→ **Requirement**
Transcribe the listing below word for word.

Data entries
____

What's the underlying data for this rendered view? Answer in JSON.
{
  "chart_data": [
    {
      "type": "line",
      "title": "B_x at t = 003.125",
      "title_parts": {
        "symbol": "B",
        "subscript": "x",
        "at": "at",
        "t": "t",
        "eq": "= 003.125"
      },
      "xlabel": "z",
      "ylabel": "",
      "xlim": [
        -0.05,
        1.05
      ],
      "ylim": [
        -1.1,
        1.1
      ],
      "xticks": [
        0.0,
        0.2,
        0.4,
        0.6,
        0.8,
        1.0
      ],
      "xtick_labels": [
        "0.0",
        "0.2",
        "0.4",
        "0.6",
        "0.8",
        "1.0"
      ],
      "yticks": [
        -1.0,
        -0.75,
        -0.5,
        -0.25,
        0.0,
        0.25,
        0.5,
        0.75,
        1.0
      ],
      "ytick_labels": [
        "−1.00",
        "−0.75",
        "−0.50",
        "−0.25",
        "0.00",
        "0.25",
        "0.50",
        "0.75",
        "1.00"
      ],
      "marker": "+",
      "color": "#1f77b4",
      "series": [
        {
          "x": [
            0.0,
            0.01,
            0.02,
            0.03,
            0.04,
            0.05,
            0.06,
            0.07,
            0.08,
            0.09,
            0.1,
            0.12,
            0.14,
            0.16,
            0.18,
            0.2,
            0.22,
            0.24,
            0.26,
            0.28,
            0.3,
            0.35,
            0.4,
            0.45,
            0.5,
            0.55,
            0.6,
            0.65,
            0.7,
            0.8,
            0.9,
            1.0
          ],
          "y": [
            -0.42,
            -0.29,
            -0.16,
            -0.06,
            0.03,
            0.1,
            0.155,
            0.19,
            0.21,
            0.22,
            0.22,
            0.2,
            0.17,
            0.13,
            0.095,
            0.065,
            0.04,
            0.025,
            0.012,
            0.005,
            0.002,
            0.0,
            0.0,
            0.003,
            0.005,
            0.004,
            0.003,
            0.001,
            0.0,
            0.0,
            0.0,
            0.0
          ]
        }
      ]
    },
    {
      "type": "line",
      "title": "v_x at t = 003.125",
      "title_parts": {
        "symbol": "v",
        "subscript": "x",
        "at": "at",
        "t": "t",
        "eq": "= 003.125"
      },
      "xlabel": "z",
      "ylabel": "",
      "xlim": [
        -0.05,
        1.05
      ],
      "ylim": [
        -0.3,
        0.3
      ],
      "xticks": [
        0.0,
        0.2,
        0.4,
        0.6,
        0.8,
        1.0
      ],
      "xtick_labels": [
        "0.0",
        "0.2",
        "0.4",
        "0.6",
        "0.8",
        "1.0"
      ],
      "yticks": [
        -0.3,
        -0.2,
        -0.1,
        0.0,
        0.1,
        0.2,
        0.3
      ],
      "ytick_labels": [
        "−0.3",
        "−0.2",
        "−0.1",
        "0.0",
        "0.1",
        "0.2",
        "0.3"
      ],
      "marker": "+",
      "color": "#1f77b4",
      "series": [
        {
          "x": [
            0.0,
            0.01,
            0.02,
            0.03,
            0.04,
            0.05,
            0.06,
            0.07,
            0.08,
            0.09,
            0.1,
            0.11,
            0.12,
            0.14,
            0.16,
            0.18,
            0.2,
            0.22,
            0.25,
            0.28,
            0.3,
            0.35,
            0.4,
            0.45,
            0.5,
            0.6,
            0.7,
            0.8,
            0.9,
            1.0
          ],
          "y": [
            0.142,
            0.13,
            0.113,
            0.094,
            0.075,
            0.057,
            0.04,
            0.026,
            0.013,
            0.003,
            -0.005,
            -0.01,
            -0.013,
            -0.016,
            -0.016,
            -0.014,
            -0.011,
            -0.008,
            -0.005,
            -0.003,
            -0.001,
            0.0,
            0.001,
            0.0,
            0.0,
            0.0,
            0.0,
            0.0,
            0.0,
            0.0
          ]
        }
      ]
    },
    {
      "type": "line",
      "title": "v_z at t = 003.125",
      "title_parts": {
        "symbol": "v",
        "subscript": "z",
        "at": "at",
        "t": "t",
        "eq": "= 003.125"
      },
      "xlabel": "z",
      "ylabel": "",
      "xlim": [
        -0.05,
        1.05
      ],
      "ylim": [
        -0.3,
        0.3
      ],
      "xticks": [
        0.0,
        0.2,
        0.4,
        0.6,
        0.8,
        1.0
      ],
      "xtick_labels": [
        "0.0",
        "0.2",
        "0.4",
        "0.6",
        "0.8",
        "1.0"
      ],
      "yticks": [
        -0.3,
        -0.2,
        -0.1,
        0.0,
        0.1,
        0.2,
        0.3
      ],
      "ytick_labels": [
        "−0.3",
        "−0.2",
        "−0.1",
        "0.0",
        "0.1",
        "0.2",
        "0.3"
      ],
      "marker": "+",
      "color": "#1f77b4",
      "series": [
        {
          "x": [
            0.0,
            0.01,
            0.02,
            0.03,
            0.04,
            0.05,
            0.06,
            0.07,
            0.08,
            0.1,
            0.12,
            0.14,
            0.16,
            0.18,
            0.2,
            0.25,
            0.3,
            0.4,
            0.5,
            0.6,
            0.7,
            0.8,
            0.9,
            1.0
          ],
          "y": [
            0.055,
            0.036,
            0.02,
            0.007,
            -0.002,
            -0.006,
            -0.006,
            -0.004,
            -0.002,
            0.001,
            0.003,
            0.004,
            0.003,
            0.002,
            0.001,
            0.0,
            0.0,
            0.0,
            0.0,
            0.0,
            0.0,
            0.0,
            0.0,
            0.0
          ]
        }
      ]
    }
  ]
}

____

→ **Solution to this task**
What's the underlying data for this rendered view? Answer in JSON.
{
  "chart_data": [
    {
      "type": "line",
      "title": "B_x at t = 003.125",
      "title_parts": {
        "symbol": "B",
        "subscript": "x",
        "at": "at",
        "t": "t",
        "eq": "= 003.125"
      },
      "xlabel": "z",
      "ylabel": "",
      "xlim": [
        -0.05,
        1.05
      ],
      "ylim": [
        -1.1,
        1.1
      ],
      "xticks": [
        0.0,
        0.2,
        0.4,
        0.6,
        0.8,
        1.0
      ],
      "xtick_labels": [
        "0.0",
        "0.2",
        "0.4",
        "0.6",
        "0.8",
        "1.0"
      ],
      "yticks": [
        -1.0,
        -0.75,
        -0.5,
        -0.25,
        0.0,
        0.25,
        0.5,
        0.75,
        1.0
      ],
      "ytick_labels": [
        "−1.00",
        "−0.75",
        "−0.50",
        "−0.25",
        "0.00",
        "0.25",
        "0.50",
        "0.75",
        "1.00"
      ],
      "marker": "+",
      "color": "#1f77b4",
      "series": [
        {
          "x": [
            0.0,
            0.01,
            0.02,
            0.03,
            0.04,
            0.05,
            0.06,
            0.07,
            0.08,
            0.09,
            0.1,
            0.12,
            0.14,
            0.16,
            0.18,
            0.2,
            0.22,
            0.24,
            0.26,
            0.28,
            0.3,
            0.35,
            0.4,
            0.45,
            0.5,
            0.55,
            0.6,
            0.65,
            0.7,
            0.8,
            0.9,
            1.0
          ],
          "y": [
            -0.42,
            -0.29,
            -0.16,
            -0.06,
            0.03,
            0.1,
            0.155,
            0.19,
            0.21,
            0.22,
            0.22,
            0.2,
            0.17,
            0.13,
            0.095,
            0.065,
            0.04,
            0.025,
            0.012,
            0.005,
            0.002,
            0.0,
            0.0,
            0.003,
            0.005,
            0.004,
            0.003,
            0.001,
            0.0,
            0.0,
            0.0,
            0.0
          ]
        }
      ]
    },
    {
      "type": "line",
      "title": "v_x at t = 003.125",
      "title_parts": {
        "symbol": "v",
        "subscript": "x",
        "at": "at",
        "t": "t",
        "eq": "= 003.125"
      },
      "xlabel": "z",
      "ylabel": "",
      "xlim": [
        -0.05,
        1.05
      ],
      "ylim": [
        -0.3,
        0.3
      ],
      "xticks": [
        0.0,
        0.2,
        0.4,
        0.6,
        0.8,
        1.0
      ],
      "xtick_labels": [
        "0.0",
        "0.2",
        "0.4",
        "0.6",
        "0.8",
        "1.0"
      ],
      "yticks": [
        -0.3,
        -0.2,
        -0.1,
        0.0,
        0.1,
        0.2,
        0.3
      ],
      "ytick_labels": [
        "−0.3",
        "−0.2",
        "−0.1",
        "0.0",
        "0.1",
        "0.2",
        "0.3"
      ],
      "marker": "+",
      "color": "#1f77b4",
      "series": [
        {
          "x": [
            0.0,
            0.01,
            0.02,
            0.03,
            0.04,
            0.05,
            0.06,
            0.07,
            0.08,
            0.09,
            0.1,
            0.11,
            0.12,
            0.14,
            0.16,
            0.18,
            0.2,
            0.22,
            0.25,
            0.28,
            0.3,
            0.35,
            0.4,
            0.45,
            0.5,
            0.6,
            0.7,
            0.8,
            0.9,
            1.0
          ],
          "y": [
            0.142,
            0.13,
            0.113,
            0.094,
            0.075,
            0.057,
            0.04,
            0.026,
            0.013,
            0.003,
            -0.005,
            -0.01,
            -0.013,
            -0.016,
            -0.016,
            -0.014,
            -0.011,
            -0.008,
            -0.005,
            -0.003,
            -0.001,
            0.0,
            0.001,
            0.0,
            0.0,
            0.0,
            0.0,
            0.0,
            0.0,
            0.0
          ]
        }
      ]
    },
    {
      "type": "line",
      "title": "v_z at t = 003.125",
      "title_parts": {
        "symbol": "v",
        "subscript": "z",
        "at": "at",
        "t": "t",
        "eq": "= 003.125"
      },
      "xlabel": "z",
      "ylabel": "",
      "xlim": [
        -0.05,
        1.05
      ],
      "ylim": [
        -0.3,
        0.3
      ],
      "xticks": [
        0.0,
        0.2,
        0.4,
        0.6,
        0.8,
        1.0
      ],
      "xtick_labels": [
        "0.0",
        "0.2",
        "0.4",
        "0.6",
        "0.8",
        "1.0"
      ],
      "yticks": [
        -0.3,
        -0.2,
        -0.1,
        0.0,
        0.1,
        0.2,
        0.3
      ],
      "ytick_labels": [
        "−0.3",
        "−0.2",
        "−0.1",
        "0.0",
        "0.1",
        "0.2",
        "0.3"
      ],
      "marker": "+",
      "color": "#1f77b4",
      "series": [
        {
          "x": [
            0.0,
            0.01,
            0.02,
            0.03,
            0.04,
            0.05,
            0.06,
            0.07,
            0.08,
            0.1,
            0.12,
            0.14,
            0.16,
            0.18,
            0.2,
            0.25,
            0.3,
            0.4,
            0.5,
            0.6,
            0.7,
            0.8,
            0.9,
            1.0
          ],
          "y": [
            0.055,
            0.036,
            0.02,
            0.007,
            -0.002,
            -0.006,
            -0.006,
            -0.004,
            -0.002,
            0.001,
            0.003,
            0.004,
            0.003,
            0.002,
            0.001,
            0.0,
            0.0,
            0.0,
            0.0,
            0.0,
            0.0,
            0.0,
            0.0,
            0.0
          ]
        }
      ]
    }
  ]
}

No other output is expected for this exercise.